▶ **PROVIDED DATA**:
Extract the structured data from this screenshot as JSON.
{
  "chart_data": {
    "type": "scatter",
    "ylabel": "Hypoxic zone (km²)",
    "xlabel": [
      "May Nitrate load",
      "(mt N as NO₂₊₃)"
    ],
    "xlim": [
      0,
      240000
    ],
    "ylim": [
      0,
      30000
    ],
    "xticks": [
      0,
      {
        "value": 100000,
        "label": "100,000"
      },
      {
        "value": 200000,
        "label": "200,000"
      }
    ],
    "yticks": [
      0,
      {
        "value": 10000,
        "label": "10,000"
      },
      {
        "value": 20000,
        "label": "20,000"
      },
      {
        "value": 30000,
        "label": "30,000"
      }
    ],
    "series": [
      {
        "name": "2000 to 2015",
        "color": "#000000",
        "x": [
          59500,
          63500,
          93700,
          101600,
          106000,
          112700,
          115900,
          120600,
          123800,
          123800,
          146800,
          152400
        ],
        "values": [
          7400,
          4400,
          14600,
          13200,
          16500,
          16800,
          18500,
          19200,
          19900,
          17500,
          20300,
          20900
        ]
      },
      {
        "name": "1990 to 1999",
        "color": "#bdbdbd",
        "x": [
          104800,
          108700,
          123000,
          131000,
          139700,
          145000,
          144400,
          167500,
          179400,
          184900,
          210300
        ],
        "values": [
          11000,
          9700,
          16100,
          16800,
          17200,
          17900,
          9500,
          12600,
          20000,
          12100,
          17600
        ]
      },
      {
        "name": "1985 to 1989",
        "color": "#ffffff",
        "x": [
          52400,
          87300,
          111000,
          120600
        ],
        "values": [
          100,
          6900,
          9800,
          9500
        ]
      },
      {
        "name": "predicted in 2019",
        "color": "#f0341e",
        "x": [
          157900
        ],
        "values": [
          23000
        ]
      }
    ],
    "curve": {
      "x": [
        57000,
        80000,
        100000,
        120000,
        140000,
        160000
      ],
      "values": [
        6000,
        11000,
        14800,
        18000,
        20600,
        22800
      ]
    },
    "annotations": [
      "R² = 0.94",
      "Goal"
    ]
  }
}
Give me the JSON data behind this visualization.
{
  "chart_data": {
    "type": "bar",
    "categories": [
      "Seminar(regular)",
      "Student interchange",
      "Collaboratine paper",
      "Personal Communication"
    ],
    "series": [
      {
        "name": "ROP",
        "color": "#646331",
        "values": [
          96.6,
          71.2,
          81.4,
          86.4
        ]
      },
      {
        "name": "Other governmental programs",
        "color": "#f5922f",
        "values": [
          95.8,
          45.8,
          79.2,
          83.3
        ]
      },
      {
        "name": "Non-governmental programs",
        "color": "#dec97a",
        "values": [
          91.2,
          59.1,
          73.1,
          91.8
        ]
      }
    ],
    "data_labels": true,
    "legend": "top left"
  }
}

▶ **THE EXERCISE**:
Retype the listing exactly, in full.

▶ **RESPONSE FOR THIS EXERCISE**:
Extract the structured data from this screenshot as JSON.
{
  "chart_data": {
    "type": "scatter",
    "ylabel": "Hypoxic zone (km²)",
    "xlabel": [
      "May Nitrate load",
      "(mt N as NO₂₊₃)"
    ],
    "xlim": [
      0,
      240000
    ],
    "ylim": [
      0,
      30000
    ],
    "xticks": [
      0,
      {
        "value": 100000,
        "label": "100,000"
      },
      {
        "value": 200000,
        "label": "200,000"
      }
    ],
    "yticks": [
      0,
      {
        "value": 10000,
        "label": "10,000"
      },
      {
        "value": 20000,
        "label": "20,000"
      },
      {
        "value": 30000,
        "label": "30,000"
      }
    ],
    "series": [
      {
        "name": "2000 to 2015",
        "color": "#000000",
        "x": [
          59500,
          63500,
          93700,
          101600,
          106000,
          112700,
          115900,
          120600,
          123800,
          123800,
          146800,
          152400
        ],
        "values": [
          7400,
          4400,
          14600,
          13200,
          16500,
          16800,
          18500,
          19200,
          19900,
          17500,
          20300,
          20900
        ]
      },
      {
        "name": "1990 to 1999",
        "color": "#bdbdbd",
        "x": [
          104800,
          108700,
          123000,
          131000,
          139700,
          145000,
          144400,
          167500,
          179400,
          184900,
          210300
        ],
        "values": [
          11000,
          9700,
          16100,
          16800,
          17200,
          17900,
          9500,
          12600,
          20000,
          12100,
          17600
        ]
      },
      {
        "name": "1985 to 1989",
        "color": "#ffffff",
        "x": [
          52400,
          87300,
          111000,
          120600
        ],
        "values": [
          100,
          6900,
          9800,
          9500
        ]
      },
      {
        "name": "predicted in 2019",
        "color": "#f0341e",
        "x": [
          157900
        ],
        "values": [
          23000
        ]
      }
    ],
    "curve": {
      "x": [
        57000,
        80000,
        100000,
        120000,
        140000,
        160000
      ],
      "values": [
        6000,
        11000,
        14800,
        18000,
        20600,
        22800
      ]
    },
    "annotations": [
      "R² = 0.94",
      "Goal"
    ]
  }
}
Give me the JSON data behind this visualization.
{
  "chart_data": {
    "type": "bar",
    "categories": [
      "Seminar(regular)",
      "Student interchange",
      "Collaboratine paper",
      "Personal Communication"
    ],
    "series": [
      {
        "name": "ROP",
        "color": "#646331",
        "values": [
          96.6,
          71.2,
          81.4,
          86.4
        ]
      },
      {
        "name": "Other governmental programs",
        "color": "#f5922f",
        "values": [
          95.8,
          45.8,
          79.2,
          83.3
        ]
      },
      {
        "name": "Non-governmental programs",
        "color": "#dec97a",
        "values": [
          91.2,
          59.1,
          73.1,
          91.8
        ]
      }
    ],
    "data_labels": true,
    "legend": "top left"
  }
}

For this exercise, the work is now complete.